- Work required
Search the material for the string "help" and copy each line where it occurs.

- Dataset items
——————————
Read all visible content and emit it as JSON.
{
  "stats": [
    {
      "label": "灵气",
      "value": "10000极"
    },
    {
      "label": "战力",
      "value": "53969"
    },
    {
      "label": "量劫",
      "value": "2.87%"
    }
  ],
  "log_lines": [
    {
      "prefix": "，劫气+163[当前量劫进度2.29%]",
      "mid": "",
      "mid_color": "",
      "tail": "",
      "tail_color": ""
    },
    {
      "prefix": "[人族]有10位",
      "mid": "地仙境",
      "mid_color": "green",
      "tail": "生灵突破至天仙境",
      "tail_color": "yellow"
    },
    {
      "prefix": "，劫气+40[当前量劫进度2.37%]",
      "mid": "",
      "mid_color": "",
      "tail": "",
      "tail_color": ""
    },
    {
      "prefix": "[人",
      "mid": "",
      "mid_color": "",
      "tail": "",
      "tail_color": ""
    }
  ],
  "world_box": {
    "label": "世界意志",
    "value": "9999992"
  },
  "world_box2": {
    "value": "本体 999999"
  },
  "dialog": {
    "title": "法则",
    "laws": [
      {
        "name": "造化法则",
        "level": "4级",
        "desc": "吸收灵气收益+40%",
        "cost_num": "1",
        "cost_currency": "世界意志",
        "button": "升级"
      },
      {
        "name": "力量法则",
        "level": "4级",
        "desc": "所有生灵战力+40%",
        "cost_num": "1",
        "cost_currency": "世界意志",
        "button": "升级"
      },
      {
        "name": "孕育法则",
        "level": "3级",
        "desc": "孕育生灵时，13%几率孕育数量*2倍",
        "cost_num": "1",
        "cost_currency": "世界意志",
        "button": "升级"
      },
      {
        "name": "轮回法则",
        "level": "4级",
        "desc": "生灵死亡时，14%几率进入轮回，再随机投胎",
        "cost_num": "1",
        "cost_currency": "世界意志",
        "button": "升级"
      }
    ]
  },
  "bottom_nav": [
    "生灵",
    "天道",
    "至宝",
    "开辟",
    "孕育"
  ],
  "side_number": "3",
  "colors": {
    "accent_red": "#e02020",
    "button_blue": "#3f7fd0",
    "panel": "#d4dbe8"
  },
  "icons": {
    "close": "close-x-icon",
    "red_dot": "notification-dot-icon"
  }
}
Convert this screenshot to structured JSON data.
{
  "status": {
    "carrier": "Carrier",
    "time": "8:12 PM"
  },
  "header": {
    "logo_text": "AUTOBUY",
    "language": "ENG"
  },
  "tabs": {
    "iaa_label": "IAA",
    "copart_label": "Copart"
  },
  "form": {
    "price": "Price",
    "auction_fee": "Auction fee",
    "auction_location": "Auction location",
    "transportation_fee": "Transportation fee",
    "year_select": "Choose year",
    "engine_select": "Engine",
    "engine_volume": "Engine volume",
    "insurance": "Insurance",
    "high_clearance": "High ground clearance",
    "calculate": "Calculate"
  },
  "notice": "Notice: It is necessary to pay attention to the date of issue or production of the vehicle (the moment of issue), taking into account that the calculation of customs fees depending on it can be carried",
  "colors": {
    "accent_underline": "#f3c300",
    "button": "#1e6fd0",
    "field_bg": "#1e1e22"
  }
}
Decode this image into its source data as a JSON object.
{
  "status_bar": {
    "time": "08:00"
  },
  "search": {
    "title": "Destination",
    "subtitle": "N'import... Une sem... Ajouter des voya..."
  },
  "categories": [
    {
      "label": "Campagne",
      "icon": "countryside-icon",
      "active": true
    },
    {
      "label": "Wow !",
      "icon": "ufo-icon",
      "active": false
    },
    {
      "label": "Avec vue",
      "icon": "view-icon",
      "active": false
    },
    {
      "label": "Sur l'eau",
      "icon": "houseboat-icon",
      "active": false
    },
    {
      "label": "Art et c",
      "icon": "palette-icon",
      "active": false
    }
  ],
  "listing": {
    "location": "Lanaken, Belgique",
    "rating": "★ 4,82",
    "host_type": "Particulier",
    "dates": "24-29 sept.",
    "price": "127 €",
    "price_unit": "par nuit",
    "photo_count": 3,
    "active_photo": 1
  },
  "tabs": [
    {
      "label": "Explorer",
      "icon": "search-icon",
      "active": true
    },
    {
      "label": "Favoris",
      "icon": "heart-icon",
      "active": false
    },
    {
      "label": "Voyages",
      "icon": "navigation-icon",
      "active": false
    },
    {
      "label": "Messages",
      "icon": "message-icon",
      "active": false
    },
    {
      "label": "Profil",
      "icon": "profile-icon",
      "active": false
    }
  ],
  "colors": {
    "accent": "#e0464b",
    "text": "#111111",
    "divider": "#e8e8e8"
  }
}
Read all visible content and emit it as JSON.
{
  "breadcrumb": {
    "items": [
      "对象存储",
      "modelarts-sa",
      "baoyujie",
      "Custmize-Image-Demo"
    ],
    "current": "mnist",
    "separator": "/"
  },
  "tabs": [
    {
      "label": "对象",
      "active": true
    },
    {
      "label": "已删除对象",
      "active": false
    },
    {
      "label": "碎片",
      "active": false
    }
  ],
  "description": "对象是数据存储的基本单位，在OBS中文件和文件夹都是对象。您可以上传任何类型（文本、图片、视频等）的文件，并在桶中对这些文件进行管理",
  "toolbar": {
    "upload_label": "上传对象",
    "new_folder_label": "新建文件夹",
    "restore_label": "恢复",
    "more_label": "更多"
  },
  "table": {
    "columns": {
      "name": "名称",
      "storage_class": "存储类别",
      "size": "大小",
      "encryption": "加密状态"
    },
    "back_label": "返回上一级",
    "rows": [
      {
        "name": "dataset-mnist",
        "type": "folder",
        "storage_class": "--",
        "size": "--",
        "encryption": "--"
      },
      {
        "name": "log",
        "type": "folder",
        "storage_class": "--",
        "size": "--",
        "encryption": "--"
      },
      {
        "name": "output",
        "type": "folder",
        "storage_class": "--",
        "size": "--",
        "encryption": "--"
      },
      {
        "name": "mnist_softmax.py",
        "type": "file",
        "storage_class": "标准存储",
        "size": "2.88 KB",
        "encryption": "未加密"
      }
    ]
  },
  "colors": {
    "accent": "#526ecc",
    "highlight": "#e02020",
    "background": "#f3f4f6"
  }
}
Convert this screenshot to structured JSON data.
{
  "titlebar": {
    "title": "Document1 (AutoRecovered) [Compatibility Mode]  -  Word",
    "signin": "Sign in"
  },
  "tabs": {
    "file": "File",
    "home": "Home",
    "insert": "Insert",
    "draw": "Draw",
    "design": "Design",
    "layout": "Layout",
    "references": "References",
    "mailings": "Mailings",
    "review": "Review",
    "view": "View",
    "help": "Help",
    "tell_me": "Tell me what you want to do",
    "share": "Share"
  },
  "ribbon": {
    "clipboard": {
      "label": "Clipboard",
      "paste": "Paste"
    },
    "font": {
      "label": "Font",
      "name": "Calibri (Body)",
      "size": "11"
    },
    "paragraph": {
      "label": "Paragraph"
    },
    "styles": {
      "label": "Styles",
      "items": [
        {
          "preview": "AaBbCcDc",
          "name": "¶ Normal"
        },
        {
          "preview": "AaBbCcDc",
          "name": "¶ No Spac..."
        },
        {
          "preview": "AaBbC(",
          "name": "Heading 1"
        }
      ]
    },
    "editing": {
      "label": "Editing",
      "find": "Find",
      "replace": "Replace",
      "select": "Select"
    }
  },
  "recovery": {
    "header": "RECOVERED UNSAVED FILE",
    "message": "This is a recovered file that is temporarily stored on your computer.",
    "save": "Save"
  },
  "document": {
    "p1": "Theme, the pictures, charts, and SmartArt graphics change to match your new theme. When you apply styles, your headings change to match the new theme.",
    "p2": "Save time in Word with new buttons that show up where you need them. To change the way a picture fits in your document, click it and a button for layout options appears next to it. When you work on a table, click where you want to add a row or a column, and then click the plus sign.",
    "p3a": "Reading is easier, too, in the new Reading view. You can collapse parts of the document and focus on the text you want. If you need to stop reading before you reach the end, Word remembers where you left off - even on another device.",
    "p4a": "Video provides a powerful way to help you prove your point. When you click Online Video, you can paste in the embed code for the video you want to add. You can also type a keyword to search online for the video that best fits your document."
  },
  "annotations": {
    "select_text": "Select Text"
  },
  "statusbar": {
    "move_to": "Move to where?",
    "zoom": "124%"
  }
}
——————————
- Full answer
    "help": "Help",
    "p4a": "Video provides a powerful way to help you prove your point. When you click Online Video, you can paste in the embed code for the video you want to add. You can also type a keyword to search online for the video that best fits your document."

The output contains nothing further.